◆ DIRECTION ◆
Reproduce every entry in the listing without alteration.

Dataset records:
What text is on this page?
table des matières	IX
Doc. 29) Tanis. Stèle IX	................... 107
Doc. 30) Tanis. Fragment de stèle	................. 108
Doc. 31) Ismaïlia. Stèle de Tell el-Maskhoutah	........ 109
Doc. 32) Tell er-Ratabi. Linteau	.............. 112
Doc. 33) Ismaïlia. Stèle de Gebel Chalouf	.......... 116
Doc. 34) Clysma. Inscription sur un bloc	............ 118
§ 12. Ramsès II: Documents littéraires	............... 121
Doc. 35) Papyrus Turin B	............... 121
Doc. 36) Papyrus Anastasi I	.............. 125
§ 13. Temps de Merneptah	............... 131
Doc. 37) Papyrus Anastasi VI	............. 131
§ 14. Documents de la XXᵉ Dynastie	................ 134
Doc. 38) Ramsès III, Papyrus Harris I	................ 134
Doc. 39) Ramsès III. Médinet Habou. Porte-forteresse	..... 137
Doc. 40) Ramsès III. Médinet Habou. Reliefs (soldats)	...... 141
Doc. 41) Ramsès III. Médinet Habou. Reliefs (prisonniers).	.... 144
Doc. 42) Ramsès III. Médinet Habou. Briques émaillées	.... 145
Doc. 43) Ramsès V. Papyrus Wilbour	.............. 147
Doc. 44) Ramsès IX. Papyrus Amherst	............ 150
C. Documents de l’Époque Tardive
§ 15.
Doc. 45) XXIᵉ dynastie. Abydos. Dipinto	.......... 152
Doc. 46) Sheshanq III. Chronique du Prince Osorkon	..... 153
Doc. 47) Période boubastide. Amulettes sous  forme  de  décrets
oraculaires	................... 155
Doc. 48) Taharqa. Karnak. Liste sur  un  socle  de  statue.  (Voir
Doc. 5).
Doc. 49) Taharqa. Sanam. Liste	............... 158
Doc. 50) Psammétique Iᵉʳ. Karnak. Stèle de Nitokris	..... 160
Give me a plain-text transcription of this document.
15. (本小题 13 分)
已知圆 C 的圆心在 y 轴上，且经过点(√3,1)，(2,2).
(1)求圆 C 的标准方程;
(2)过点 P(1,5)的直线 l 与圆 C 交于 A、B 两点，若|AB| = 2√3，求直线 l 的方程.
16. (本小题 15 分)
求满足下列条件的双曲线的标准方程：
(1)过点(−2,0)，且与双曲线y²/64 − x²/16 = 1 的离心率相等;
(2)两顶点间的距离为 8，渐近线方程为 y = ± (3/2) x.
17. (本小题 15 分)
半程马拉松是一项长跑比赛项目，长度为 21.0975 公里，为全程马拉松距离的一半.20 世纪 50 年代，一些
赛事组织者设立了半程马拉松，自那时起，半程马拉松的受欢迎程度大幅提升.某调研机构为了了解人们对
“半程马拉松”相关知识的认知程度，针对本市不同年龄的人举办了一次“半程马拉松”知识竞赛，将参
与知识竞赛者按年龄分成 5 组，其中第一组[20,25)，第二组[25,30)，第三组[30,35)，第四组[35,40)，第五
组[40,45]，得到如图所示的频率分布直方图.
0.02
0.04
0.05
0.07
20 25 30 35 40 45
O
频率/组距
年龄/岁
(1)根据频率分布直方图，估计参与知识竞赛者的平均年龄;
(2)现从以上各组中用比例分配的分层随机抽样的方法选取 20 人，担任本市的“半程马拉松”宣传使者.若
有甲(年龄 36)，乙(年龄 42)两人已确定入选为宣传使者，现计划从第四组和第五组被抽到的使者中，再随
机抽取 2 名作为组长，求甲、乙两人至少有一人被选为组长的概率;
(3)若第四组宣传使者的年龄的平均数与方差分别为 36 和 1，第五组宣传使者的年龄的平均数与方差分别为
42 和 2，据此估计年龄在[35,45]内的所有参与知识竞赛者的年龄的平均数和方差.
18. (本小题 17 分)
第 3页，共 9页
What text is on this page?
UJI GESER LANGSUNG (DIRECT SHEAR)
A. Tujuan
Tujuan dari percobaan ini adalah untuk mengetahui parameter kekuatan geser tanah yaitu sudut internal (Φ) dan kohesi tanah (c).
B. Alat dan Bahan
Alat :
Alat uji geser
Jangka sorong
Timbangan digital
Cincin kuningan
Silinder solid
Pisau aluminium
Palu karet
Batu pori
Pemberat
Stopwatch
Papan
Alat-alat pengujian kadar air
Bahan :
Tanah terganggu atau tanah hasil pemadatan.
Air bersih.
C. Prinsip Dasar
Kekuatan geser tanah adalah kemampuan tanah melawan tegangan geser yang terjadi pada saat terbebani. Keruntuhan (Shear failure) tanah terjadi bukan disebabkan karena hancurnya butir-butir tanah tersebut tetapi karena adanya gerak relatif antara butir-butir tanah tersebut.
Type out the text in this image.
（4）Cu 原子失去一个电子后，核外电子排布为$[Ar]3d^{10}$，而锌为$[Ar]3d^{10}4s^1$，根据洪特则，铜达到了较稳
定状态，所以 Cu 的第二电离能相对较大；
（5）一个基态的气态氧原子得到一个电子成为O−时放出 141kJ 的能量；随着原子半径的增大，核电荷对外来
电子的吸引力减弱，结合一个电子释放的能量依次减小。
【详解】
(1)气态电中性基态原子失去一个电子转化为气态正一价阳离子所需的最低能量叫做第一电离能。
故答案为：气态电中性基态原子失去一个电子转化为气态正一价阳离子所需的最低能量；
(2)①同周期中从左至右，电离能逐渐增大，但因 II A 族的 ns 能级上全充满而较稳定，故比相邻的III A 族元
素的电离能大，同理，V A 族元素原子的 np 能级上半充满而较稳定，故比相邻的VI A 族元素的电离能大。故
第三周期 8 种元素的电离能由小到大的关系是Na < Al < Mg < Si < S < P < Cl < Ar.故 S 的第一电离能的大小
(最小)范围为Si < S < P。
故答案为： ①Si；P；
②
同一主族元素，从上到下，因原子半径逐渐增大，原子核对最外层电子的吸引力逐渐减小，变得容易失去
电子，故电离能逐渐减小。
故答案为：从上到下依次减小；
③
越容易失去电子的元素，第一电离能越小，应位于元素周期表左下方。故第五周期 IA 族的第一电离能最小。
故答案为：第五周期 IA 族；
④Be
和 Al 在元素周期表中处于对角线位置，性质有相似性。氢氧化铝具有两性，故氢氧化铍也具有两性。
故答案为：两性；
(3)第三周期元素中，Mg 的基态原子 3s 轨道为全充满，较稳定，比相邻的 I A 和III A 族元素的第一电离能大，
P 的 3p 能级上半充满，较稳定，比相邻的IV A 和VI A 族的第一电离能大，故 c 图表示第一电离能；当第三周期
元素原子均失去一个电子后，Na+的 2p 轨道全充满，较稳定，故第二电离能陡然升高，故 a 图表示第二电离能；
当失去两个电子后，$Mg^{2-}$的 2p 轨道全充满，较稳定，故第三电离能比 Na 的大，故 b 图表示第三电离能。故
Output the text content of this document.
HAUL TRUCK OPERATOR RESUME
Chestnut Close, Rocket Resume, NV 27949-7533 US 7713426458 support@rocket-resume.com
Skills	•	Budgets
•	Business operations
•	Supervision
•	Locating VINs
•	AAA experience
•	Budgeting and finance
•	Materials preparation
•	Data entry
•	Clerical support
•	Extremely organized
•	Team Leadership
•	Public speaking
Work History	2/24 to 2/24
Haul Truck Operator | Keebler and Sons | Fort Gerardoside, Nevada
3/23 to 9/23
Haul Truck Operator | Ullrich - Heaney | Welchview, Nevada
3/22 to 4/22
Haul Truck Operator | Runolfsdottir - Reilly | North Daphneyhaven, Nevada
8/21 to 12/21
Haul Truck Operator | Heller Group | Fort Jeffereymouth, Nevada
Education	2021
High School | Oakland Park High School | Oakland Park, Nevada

◆ REPLY TO THE TASK ◆
What text is on this page?
table des matières	IX
Doc. 29) Tanis. Stèle IX	................... 107
Doc. 30) Tanis. Fragment de stèle	................. 108
Doc. 31) Ismaïlia. Stèle de Tell el-Maskhoutah	........ 109
Doc. 32) Tell er-Ratabi. Linteau	.............. 112
Doc. 33) Ismaïlia. Stèle de Gebel Chalouf	.......... 116
Doc. 34) Clysma. Inscription sur un bloc	............ 118
§ 12. Ramsès II: Documents littéraires	............... 121
Doc. 35) Papyrus Turin B	............... 121
Doc. 36) Papyrus Anastasi I	.............. 125
§ 13. Temps de Merneptah	............... 131
Doc. 37) Papyrus Anastasi VI	............. 131
§ 14. Documents de la XXᵉ Dynastie	................ 134
Doc. 38) Ramsès III, Papyrus Harris I	................ 134
Doc. 39) Ramsès III. Médinet Habou. Porte-forteresse	..... 137
Doc. 40) Ramsès III. Médinet Habou. Reliefs (soldats)	...... 141
Doc. 41) Ramsès III. Médinet Habou. Reliefs (prisonniers).	.... 144
Doc. 42) Ramsès III. Médinet Habou. Briques émaillées	.... 145
Doc. 43) Ramsès V. Papyrus Wilbour	.............. 147
Doc. 44) Ramsès IX. Papyrus Amherst	............ 150
C. Documents de l’Époque Tardive
§ 15.
Doc. 45) XXIᵉ dynastie. Abydos. Dipinto	.......... 152
Doc. 46) Sheshanq III. Chronique du Prince Osorkon	..... 153
Doc. 47) Période boubastide. Amulettes sous  forme  de  décrets
oraculaires	................... 155
Doc. 48) Taharqa. Karnak. Liste sur  un  socle  de  statue.  (Voir
Doc. 5).
Doc. 49) Taharqa. Sanam. Liste	............... 158
Doc. 50) Psammétique Iᵉʳ. Karnak. Stèle de Nitokris	..... 160
Give me a plain-text transcription of this document.
15. (本小题 13 分)
已知圆 C 的圆心在 y 轴上，且经过点(√3,1)，(2,2).
(1)求圆 C 的标准方程;
(2)过点 P(1,5)的直线 l 与圆 C 交于 A、B 两点，若|AB| = 2√3，求直线 l 的方程.
16. (本小题 15 分)
求满足下列条件的双曲线的标准方程：
(1)过点(−2,0)，且与双曲线y²/64 − x²/16 = 1 的离心率相等;
(2)两顶点间的距离为 8，渐近线方程为 y = ± (3/2) x.
17. (本小题 15 分)
半程马拉松是一项长跑比赛项目，长度为 21.0975 公里，为全程马拉松距离的一半.20 世纪 50 年代，一些
赛事组织者设立了半程马拉松，自那时起，半程马拉松的受欢迎程度大幅提升.某调研机构为了了解人们对
“半程马拉松”相关知识的认知程度，针对本市不同年龄的人举办了一次“半程马拉松”知识竞赛，将参
与知识竞赛者按年龄分成 5 组，其中第一组[20,25)，第二组[25,30)，第三组[30,35)，第四组[35,40)，第五
组[40,45]，得到如图所示的频率分布直方图.
0.02
0.04
0.05
0.07
20 25 30 35 40 45
O
频率/组距
年龄/岁
(1)根据频率分布直方图，估计参与知识竞赛者的平均年龄;
(2)现从以上各组中用比例分配的分层随机抽样的方法选取 20 人，担任本市的“半程马拉松”宣传使者.若
有甲(年龄 36)，乙(年龄 42)两人已确定入选为宣传使者，现计划从第四组和第五组被抽到的使者中，再随
机抽取 2 名作为组长，求甲、乙两人至少有一人被选为组长的概率;
(3)若第四组宣传使者的年龄的平均数与方差分别为 36 和 1，第五组宣传使者的年龄的平均数与方差分别为
42 和 2，据此估计年龄在[35,45]内的所有参与知识竞赛者的年龄的平均数和方差.
18. (本小题 17 分)
第 3页，共 9页
What text is on this page?
UJI GESER LANGSUNG (DIRECT SHEAR)
A. Tujuan
Tujuan dari percobaan ini adalah untuk mengetahui parameter kekuatan geser tanah yaitu sudut internal (Φ) dan kohesi tanah (c).
B. Alat dan Bahan
Alat :
Alat uji geser
Jangka sorong
Timbangan digital
Cincin kuningan
Silinder solid
Pisau aluminium
Palu karet
Batu pori
Pemberat
Stopwatch
Papan
Alat-alat pengujian kadar air
Bahan :
Tanah terganggu atau tanah hasil pemadatan.
Air bersih.
C. Prinsip Dasar
Kekuatan geser tanah adalah kemampuan tanah melawan tegangan geser yang terjadi pada saat terbebani. Keruntuhan (Shear failure) tanah terjadi bukan disebabkan karena hancurnya butir-butir tanah tersebut tetapi karena adanya gerak relatif antara butir-butir tanah tersebut.
Type out the text in this image.
（4）Cu 原子失去一个电子后，核外电子排布为$[Ar]3d^{10}$，而锌为$[Ar]3d^{10}4s^1$，根据洪特则，铜达到了较稳
定状态，所以 Cu 的第二电离能相对较大；
（5）一个基态的气态氧原子得到一个电子成为O−时放出 141kJ 的能量；随着原子半径的增大，核电荷对外来
电子的吸引力减弱，结合一个电子释放的能量依次减小。
【详解】
(1)气态电中性基态原子失去一个电子转化为气态正一价阳离子所需的最低能量叫做第一电离能。
故答案为：气态电中性基态原子失去一个电子转化为气态正一价阳离子所需的最低能量；
(2)①同周期中从左至右，电离能逐渐增大，但因 II A 族的 ns 能级上全充满而较稳定，故比相邻的III A 族元
素的电离能大，同理，V A 族元素原子的 np 能级上半充满而较稳定，故比相邻的VI A 族元素的电离能大。故
第三周期 8 种元素的电离能由小到大的关系是Na < Al < Mg < Si < S < P < Cl < Ar.故 S 的第一电离能的大小
(最小)范围为Si < S < P。
故答案为： ①Si；P；
②
同一主族元素，从上到下，因原子半径逐渐增大，原子核对最外层电子的吸引力逐渐减小，变得容易失去
电子，故电离能逐渐减小。
故答案为：从上到下依次减小；
③
越容易失去电子的元素，第一电离能越小，应位于元素周期表左下方。故第五周期 IA 族的第一电离能最小。
故答案为：第五周期 IA 族；
④Be
和 Al 在元素周期表中处于对角线位置，性质有相似性。氢氧化铝具有两性，故氢氧化铍也具有两性。
故答案为：两性；
(3)第三周期元素中，Mg 的基态原子 3s 轨道为全充满，较稳定，比相邻的 I A 和III A 族元素的第一电离能大，
P 的 3p 能级上半充满，较稳定，比相邻的IV A 和VI A 族的第一电离能大，故 c 图表示第一电离能；当第三周期
元素原子均失去一个电子后，Na+的 2p 轨道全充满，较稳定，故第二电离能陡然升高，故 a 图表示第二电离能；
当失去两个电子后，$Mg^{2-}$的 2p 轨道全充满，较稳定，故第三电离能比 Na 的大，故 b 图表示第三电离能。故
Output the text content of this document.
HAUL TRUCK OPERATOR RESUME
Chestnut Close, Rocket Resume, NV 27949-7533 US 7713426458 support@rocket-resume.com
Skills	•	Budgets
•	Business operations
•	Supervision
•	Locating VINs
•	AAA experience
•	Budgeting and finance
•	Materials preparation
•	Data entry
•	Clerical support
•	Extremely organized
•	Team Leadership
•	Public speaking
Work History	2/24 to 2/24
Haul Truck Operator | Keebler and Sons | Fort Gerardoside, Nevada
3/23 to 9/23
Haul Truck Operator | Ullrich - Heaney | Welchview, Nevada
3/22 to 4/22
Haul Truck Operator | Runolfsdottir - Reilly | North Daphneyhaven, Nevada
8/21 to 12/21
Haul Truck Operator | Heller Group | Fort Jeffereymouth, Nevada
Education	2021
High School | Oakland Park High School | Oakland Park, Nevada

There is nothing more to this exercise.